**BRIEF:**
Count every line in the data below where "Since" occurs, then state that number and nothing more.
........
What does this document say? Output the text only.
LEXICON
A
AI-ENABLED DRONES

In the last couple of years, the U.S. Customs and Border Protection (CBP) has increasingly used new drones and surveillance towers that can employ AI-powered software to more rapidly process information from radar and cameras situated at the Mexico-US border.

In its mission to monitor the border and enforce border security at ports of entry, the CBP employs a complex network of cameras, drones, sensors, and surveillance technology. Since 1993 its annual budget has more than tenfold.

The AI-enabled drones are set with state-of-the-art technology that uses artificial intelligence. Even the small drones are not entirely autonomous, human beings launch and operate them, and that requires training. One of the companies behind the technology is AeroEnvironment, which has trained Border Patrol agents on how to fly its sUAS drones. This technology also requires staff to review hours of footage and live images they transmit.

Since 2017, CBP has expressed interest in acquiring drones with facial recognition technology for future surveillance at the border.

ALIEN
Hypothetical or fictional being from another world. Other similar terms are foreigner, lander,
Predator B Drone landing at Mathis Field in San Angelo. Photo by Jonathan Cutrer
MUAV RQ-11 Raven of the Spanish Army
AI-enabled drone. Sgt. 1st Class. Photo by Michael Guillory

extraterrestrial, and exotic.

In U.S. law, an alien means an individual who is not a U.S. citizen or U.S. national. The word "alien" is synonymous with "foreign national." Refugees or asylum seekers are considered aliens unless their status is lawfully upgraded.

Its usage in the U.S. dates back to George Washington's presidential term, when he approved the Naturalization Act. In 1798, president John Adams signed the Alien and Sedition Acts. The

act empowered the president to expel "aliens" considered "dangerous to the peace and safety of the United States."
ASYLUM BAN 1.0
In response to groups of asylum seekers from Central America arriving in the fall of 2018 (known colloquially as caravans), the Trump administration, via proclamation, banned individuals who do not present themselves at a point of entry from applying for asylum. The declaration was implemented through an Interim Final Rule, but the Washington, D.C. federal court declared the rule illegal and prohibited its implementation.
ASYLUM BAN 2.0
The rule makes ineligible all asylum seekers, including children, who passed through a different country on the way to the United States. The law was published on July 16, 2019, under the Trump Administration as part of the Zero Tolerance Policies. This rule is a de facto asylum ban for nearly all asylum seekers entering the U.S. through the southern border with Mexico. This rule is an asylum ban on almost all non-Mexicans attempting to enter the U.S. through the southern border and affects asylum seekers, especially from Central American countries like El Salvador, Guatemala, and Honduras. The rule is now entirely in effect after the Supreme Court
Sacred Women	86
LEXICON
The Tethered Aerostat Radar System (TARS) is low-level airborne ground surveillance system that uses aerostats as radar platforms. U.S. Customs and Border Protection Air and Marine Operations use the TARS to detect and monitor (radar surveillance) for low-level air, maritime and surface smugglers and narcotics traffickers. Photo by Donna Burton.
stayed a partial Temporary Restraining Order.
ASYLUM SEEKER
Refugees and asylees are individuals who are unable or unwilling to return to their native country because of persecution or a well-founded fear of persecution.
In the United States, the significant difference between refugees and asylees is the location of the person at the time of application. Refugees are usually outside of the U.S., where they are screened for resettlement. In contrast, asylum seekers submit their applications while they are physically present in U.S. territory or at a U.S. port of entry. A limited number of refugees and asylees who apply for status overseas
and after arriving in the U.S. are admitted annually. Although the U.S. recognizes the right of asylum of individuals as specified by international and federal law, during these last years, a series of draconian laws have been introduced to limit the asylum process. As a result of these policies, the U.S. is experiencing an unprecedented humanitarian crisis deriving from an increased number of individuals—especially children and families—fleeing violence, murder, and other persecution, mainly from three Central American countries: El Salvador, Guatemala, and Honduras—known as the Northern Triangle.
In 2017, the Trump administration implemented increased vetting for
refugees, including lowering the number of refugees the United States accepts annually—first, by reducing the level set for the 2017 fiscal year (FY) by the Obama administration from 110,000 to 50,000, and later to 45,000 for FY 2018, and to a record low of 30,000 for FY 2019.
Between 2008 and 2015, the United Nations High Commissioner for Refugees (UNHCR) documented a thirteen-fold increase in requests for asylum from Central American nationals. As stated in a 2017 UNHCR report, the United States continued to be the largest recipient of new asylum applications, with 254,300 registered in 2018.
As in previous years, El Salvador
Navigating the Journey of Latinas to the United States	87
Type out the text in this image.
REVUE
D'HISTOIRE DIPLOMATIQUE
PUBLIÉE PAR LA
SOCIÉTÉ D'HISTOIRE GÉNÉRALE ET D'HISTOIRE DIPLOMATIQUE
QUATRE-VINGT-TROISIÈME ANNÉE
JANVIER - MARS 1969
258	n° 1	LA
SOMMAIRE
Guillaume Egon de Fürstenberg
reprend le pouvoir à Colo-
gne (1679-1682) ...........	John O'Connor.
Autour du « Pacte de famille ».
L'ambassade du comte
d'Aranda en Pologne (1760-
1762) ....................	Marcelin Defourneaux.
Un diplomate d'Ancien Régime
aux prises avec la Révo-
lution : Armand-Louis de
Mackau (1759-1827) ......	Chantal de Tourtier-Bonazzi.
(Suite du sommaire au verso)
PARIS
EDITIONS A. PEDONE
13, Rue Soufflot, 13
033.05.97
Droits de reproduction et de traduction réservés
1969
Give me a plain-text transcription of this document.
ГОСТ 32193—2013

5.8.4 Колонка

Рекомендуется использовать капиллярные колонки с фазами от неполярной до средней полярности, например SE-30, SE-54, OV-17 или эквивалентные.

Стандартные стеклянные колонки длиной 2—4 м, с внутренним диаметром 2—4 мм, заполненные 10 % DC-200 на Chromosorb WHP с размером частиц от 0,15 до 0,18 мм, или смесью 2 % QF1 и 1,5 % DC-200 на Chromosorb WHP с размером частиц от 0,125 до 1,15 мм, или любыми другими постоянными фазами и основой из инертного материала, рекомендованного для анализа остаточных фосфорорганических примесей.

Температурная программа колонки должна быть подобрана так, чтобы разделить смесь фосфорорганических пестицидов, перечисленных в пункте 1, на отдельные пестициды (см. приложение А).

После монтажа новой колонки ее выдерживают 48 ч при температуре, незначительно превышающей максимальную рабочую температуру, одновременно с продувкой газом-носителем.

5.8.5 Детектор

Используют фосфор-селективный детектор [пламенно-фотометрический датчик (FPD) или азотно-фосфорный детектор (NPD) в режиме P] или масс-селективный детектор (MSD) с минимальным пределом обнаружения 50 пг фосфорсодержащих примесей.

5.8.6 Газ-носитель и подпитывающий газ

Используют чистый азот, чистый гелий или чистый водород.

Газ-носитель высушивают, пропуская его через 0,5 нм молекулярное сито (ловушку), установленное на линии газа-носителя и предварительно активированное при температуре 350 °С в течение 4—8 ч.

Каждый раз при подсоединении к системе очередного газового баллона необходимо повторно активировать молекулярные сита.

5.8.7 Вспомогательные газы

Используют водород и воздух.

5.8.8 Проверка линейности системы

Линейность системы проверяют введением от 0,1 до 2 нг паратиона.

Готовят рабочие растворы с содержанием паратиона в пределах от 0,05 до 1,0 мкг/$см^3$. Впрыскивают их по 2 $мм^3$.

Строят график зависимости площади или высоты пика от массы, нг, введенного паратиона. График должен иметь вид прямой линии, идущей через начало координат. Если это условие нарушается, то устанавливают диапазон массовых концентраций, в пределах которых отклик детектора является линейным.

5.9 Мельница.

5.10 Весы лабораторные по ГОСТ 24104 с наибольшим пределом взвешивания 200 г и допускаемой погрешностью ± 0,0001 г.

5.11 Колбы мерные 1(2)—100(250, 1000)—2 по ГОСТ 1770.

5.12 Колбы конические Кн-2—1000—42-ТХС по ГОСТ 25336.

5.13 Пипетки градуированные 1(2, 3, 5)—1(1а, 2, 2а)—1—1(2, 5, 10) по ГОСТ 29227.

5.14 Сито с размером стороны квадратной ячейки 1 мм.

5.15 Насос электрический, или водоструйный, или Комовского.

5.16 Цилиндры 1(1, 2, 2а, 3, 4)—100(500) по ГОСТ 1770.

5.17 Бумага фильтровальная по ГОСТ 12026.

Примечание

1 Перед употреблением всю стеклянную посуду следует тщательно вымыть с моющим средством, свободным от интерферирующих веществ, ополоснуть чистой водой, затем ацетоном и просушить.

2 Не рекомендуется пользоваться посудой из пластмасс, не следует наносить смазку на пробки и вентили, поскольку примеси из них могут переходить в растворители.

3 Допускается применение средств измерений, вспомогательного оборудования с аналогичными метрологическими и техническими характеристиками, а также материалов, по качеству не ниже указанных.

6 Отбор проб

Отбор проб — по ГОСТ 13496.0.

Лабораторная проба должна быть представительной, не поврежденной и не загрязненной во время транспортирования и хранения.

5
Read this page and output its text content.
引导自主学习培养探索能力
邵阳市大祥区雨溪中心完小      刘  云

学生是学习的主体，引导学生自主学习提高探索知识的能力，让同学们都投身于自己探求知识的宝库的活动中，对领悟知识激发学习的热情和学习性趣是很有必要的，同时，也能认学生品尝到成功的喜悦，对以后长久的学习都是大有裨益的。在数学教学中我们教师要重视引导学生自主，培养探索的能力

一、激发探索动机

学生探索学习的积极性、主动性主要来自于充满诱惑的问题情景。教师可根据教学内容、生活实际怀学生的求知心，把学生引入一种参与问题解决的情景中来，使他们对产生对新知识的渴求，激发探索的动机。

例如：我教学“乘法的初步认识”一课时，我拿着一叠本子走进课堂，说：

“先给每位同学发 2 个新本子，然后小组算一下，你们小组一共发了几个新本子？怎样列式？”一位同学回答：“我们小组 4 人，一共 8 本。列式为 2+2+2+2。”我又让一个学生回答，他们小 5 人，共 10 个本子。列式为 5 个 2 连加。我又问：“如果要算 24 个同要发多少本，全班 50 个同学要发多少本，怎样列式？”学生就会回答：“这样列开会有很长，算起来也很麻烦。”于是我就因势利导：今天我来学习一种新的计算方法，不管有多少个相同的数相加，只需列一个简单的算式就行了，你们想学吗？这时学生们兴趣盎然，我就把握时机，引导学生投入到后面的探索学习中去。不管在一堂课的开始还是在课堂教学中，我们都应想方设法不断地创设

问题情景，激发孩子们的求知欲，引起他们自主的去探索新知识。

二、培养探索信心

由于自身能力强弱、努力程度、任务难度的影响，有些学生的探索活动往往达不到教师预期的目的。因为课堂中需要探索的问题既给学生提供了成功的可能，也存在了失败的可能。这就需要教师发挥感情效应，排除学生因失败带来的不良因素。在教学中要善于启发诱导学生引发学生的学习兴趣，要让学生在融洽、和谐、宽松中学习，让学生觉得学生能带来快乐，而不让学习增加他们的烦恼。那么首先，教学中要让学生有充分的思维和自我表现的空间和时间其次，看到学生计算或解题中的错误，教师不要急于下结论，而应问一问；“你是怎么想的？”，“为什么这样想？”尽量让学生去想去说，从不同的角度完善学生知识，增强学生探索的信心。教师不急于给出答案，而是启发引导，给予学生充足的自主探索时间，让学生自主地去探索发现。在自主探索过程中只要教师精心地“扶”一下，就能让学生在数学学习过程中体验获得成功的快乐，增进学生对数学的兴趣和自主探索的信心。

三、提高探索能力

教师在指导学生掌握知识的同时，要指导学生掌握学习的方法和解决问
........
**EXERCISE RESULT:**
2